Entries provided:
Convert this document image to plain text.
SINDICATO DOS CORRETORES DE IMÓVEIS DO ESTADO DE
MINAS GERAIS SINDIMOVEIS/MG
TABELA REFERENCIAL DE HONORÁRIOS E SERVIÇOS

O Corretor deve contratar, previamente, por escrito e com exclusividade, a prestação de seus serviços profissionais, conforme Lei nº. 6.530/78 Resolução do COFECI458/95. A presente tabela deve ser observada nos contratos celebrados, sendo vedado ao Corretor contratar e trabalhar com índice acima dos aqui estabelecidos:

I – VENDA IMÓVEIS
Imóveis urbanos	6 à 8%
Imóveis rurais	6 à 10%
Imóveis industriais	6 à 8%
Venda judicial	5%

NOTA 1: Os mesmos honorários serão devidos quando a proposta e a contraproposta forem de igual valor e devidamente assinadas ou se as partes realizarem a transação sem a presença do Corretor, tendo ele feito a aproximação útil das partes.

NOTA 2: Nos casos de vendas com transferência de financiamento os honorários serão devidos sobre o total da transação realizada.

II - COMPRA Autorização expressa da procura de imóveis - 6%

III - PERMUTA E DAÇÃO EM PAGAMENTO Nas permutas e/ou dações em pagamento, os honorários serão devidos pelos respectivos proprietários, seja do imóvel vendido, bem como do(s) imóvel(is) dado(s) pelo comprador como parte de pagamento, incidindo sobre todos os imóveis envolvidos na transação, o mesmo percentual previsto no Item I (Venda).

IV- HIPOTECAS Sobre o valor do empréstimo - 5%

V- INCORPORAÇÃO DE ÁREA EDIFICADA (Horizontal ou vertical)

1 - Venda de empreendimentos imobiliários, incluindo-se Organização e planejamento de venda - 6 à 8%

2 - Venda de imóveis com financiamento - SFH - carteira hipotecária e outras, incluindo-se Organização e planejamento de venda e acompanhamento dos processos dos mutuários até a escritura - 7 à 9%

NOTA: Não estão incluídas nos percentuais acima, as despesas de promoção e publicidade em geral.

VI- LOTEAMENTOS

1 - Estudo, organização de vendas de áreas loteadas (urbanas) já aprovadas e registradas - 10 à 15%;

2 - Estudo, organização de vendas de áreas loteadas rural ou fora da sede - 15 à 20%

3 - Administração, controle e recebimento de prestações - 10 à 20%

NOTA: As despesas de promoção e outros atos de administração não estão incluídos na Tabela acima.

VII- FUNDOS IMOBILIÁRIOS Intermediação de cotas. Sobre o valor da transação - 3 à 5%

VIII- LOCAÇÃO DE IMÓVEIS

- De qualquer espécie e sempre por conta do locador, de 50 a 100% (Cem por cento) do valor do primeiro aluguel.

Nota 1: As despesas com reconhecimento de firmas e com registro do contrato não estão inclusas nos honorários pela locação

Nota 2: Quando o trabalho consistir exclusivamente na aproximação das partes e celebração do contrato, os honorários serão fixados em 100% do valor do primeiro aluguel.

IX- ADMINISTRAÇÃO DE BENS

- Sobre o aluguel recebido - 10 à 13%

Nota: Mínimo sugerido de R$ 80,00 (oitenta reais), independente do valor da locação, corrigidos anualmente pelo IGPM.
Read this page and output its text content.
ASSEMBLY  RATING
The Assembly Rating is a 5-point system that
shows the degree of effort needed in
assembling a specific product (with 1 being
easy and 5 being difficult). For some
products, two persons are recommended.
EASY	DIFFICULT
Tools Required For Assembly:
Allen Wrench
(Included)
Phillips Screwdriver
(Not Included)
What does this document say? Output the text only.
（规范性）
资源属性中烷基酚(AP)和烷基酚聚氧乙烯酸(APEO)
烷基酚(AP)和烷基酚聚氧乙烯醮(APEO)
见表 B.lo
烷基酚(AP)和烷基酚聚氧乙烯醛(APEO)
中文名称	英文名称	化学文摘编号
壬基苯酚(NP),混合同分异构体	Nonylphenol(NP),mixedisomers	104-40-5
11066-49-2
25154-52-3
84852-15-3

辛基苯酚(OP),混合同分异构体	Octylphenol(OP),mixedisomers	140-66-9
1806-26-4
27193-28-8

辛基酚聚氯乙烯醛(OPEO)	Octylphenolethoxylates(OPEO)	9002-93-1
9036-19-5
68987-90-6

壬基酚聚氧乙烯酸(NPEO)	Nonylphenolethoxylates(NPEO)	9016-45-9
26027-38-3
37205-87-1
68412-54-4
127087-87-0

Task to carry out:
Lines from the one containing "Read this page and output its text content." through the final line are to be given again verbatim, with nothing before or after.

Exercise solution:
Read this page and output its text content.
ASSEMBLY  RATING
The Assembly Rating is a 5-point system that
shows the degree of effort needed in
assembling a specific product (with 1 being
easy and 5 being difficult). For some
products, two persons are recommended.
EASY	DIFFICULT
Tools Required For Assembly:
Allen Wrench
(Included)
Phillips Screwdriver
(Not Included)
What does this document say? Output the text only.
（规范性）
资源属性中烷基酚(AP)和烷基酚聚氧乙烯酸(APEO)
烷基酚(AP)和烷基酚聚氧乙烯醮(APEO)
见表 B.lo
烷基酚(AP)和烷基酚聚氧乙烯醛(APEO)
中文名称	英文名称	化学文摘编号
壬基苯酚(NP),混合同分异构体	Nonylphenol(NP),mixedisomers	104-40-5
11066-49-2
25154-52-3
84852-15-3

辛基苯酚(OP),混合同分异构体	Octylphenol(OP),mixedisomers	140-66-9
1806-26-4
27193-28-8

辛基酚聚氯乙烯醛(OPEO)	Octylphenolethoxylates(OPEO)	9002-93-1
9036-19-5
68987-90-6

壬基酚聚氧乙烯酸(NPEO)	Nonylphenolethoxylates(NPEO)	9016-45-9
26027-38-3
37205-87-1
68412-54-4
127087-87-0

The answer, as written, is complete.